(Raw records)
* * * *

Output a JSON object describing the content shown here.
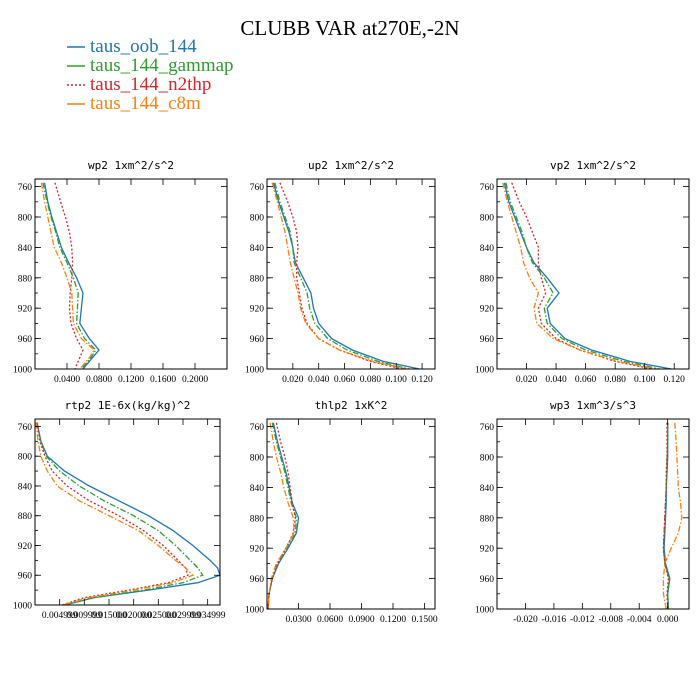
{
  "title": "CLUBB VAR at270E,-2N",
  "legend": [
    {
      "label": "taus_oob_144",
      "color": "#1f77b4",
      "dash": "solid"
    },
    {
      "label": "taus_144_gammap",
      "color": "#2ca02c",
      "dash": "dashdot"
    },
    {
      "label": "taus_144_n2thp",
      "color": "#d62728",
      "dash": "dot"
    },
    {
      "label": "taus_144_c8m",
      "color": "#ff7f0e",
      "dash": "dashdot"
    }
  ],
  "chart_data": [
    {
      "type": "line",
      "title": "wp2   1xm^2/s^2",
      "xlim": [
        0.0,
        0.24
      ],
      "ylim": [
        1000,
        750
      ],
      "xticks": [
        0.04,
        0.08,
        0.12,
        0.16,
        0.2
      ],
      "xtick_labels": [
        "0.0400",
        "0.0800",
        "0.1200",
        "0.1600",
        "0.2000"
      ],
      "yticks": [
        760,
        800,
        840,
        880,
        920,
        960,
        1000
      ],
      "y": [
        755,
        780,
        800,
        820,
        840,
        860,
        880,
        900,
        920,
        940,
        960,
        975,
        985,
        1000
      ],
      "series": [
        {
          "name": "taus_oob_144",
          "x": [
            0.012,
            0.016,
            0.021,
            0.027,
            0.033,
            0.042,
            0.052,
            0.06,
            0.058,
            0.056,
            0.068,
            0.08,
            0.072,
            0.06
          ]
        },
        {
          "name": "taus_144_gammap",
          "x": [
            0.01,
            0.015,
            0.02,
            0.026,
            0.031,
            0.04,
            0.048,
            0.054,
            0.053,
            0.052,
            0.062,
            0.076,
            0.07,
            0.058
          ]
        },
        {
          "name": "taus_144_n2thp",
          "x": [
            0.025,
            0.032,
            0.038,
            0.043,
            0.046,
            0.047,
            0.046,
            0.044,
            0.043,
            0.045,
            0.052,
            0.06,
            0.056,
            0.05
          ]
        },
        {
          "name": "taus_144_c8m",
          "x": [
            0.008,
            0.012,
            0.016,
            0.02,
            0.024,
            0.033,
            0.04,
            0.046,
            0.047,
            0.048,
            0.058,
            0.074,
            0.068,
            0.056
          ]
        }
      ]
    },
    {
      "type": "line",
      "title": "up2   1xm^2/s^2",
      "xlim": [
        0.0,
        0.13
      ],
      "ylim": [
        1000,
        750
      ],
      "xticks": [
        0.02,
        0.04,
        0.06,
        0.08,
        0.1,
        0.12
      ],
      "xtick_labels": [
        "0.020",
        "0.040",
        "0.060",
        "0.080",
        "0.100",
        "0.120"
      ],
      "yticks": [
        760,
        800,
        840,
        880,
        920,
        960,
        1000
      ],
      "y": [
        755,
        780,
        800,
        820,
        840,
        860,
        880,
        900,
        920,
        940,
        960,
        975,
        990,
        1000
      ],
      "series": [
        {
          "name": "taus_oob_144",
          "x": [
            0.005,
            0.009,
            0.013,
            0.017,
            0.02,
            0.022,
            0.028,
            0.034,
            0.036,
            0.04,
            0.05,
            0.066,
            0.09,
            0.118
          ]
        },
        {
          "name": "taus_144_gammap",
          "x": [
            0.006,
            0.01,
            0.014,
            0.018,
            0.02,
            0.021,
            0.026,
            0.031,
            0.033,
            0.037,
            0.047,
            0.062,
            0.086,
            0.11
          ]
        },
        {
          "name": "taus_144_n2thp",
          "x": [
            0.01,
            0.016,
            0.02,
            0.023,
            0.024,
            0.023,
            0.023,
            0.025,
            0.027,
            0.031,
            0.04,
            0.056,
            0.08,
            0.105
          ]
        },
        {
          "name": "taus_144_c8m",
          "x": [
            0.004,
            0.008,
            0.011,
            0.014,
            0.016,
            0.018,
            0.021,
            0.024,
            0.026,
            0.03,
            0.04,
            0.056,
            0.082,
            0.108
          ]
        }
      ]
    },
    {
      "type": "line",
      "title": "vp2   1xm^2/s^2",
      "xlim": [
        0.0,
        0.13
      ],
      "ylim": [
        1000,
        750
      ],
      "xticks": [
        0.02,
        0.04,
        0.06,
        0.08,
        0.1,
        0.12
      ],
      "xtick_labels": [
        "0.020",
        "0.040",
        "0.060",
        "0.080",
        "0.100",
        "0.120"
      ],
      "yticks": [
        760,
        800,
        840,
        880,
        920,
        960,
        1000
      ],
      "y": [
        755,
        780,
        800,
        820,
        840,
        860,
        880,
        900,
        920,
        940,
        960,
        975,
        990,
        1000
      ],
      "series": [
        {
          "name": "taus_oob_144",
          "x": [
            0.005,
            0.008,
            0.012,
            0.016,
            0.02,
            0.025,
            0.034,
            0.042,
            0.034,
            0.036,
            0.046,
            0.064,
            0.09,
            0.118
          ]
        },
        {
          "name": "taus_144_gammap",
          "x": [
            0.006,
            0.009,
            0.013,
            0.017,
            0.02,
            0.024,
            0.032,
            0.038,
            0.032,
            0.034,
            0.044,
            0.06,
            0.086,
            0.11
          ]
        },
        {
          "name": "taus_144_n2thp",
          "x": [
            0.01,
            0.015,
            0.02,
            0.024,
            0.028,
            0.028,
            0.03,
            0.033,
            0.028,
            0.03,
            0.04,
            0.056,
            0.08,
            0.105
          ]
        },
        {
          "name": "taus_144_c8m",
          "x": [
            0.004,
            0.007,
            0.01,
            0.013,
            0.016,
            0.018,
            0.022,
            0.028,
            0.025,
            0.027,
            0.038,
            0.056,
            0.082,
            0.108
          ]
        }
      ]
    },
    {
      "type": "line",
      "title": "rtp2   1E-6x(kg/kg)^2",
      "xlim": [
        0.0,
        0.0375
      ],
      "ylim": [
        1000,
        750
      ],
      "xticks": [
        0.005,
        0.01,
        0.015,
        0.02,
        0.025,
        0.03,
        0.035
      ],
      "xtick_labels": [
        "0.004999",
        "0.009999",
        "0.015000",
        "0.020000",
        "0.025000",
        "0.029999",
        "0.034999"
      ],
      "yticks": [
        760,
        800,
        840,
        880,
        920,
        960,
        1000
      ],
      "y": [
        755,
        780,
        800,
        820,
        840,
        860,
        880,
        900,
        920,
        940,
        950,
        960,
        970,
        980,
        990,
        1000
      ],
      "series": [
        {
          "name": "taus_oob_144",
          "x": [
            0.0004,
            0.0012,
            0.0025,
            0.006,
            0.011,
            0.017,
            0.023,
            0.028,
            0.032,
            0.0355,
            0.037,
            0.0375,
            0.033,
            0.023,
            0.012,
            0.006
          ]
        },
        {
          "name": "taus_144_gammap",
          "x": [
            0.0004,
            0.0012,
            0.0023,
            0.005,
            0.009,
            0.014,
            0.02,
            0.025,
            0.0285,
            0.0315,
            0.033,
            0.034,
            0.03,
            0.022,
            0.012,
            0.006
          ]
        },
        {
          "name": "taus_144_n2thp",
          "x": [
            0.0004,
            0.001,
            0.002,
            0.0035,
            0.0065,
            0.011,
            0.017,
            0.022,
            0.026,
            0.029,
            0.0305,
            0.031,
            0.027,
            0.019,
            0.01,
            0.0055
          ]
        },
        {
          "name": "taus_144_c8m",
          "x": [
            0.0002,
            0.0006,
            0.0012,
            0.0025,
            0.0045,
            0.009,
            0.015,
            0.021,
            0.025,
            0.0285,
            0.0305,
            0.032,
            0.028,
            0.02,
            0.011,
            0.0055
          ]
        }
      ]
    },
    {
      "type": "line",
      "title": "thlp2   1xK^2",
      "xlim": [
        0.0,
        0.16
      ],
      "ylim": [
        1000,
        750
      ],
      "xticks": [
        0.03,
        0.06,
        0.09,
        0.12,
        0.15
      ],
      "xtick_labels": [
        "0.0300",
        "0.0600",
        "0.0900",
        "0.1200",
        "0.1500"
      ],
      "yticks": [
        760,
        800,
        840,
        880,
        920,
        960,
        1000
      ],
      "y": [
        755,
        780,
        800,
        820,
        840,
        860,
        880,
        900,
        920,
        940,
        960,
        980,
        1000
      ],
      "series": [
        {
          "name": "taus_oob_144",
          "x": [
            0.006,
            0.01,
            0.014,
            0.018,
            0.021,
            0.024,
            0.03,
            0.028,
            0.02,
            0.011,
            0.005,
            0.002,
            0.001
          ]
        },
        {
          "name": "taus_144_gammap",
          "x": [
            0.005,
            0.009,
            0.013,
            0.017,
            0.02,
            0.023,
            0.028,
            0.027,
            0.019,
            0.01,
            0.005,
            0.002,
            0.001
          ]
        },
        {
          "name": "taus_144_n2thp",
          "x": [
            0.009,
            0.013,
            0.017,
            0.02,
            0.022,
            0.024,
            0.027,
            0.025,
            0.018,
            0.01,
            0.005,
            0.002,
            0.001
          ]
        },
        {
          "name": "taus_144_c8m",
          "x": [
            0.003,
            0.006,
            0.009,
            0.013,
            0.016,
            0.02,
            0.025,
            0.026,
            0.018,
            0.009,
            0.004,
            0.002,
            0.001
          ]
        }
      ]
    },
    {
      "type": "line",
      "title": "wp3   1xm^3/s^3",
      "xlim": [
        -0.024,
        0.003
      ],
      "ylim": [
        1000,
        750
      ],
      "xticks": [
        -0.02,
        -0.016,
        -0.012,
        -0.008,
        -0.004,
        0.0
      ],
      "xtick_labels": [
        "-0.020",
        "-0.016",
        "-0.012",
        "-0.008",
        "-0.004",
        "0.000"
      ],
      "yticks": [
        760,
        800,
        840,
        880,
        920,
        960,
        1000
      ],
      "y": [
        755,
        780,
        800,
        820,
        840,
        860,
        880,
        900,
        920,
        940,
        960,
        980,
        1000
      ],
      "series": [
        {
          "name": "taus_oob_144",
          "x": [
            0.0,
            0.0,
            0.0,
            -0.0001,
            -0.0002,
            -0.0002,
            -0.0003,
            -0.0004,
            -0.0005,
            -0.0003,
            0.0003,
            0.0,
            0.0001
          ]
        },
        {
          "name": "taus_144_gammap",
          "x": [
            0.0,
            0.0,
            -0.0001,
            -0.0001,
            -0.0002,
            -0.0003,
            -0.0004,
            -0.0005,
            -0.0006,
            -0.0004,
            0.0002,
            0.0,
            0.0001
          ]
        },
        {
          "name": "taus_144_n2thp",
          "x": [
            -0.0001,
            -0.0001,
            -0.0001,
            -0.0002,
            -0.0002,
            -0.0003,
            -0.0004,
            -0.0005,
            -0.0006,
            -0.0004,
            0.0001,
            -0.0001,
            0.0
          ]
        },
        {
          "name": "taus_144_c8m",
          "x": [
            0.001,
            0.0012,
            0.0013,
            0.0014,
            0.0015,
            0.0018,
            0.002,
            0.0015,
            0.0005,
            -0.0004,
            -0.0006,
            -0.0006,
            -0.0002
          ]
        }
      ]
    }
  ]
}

* * * *

## SET TASK
Spot every line that holds "dash" and copy it.

## RESULT OF THE EXERCISE
      "dash": "solid"
      "dash": "dashdot"
      "dash": "dot"
      "dash": "dashdot"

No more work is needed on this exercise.